>> Start INFORMATION GIVEN
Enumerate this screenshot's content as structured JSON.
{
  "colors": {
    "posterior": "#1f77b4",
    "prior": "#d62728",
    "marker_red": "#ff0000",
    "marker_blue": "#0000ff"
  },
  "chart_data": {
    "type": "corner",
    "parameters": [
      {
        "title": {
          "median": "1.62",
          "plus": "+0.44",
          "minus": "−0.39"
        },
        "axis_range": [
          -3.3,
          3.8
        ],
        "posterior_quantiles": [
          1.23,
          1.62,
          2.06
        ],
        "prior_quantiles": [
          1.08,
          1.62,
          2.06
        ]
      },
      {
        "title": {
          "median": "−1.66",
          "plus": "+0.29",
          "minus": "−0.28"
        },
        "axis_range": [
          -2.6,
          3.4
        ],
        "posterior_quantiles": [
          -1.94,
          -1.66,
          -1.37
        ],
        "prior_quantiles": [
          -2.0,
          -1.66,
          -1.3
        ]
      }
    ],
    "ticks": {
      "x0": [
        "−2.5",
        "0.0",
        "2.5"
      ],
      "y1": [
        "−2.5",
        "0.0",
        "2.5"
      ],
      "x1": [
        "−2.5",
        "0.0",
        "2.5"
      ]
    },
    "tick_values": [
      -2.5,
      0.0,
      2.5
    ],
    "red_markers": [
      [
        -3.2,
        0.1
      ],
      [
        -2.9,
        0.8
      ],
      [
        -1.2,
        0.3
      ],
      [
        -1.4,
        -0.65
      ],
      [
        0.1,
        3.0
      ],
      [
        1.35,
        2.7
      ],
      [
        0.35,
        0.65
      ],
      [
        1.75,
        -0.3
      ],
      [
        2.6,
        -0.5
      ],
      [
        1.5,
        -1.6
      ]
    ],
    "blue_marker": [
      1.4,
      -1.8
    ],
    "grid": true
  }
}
>> End INFORMATION GIVEN
▸ WORK TO BE COMPLETED
Each line of the material must be restated exactly.

▸ SOLUTION FOR THIS EXERCISE
Enumerate this screenshot's content as structured JSON.
{
  "colors": {
    "posterior": "#1f77b4",
    "prior": "#d62728",
    "marker_red": "#ff0000",
    "marker_blue": "#0000ff"
  },
  "chart_data": {
    "type": "corner",
    "parameters": [
      {
        "title": {
          "median": "1.62",
          "plus": "+0.44",
          "minus": "−0.39"
        },
        "axis_range": [
          -3.3,
          3.8
        ],
        "posterior_quantiles": [
          1.23,
          1.62,
          2.06
        ],
        "prior_quantiles": [
          1.08,
          1.62,
          2.06
        ]
      },
      {
        "title": {
          "median": "−1.66",
          "plus": "+0.29",
          "minus": "−0.28"
        },
        "axis_range": [
          -2.6,
          3.4
        ],
        "posterior_quantiles": [
          -1.94,
          -1.66,
          -1.37
        ],
        "prior_quantiles": [
          -2.0,
          -1.66,
          -1.3
        ]
      }
    ],
    "ticks": {
      "x0": [
        "−2.5",
        "0.0",
        "2.5"
      ],
      "y1": [
        "−2.5",
        "0.0",
        "2.5"
      ],
      "x1": [
        "−2.5",
        "0.0",
        "2.5"
      ]
    },
    "tick_values": [
      -2.5,
      0.0,
      2.5
    ],
    "red_markers": [
      [
        -3.2,
        0.1
      ],
      [
        -2.9,
        0.8
      ],
      [
        -1.2,
        0.3
      ],
      [
        -1.4,
        -0.65
      ],
      [
        0.1,
        3.0
      ],
      [
        1.35,
        2.7
      ],
      [
        0.35,
        0.65
      ],
      [
        1.75,
        -0.3
      ],
      [
        2.6,
        -0.5
      ],
      [
        1.5,
        -1.6
      ]
    ],
    "blue_marker": [
      1.4,
      -1.8
    ],
    "grid": true
  }
}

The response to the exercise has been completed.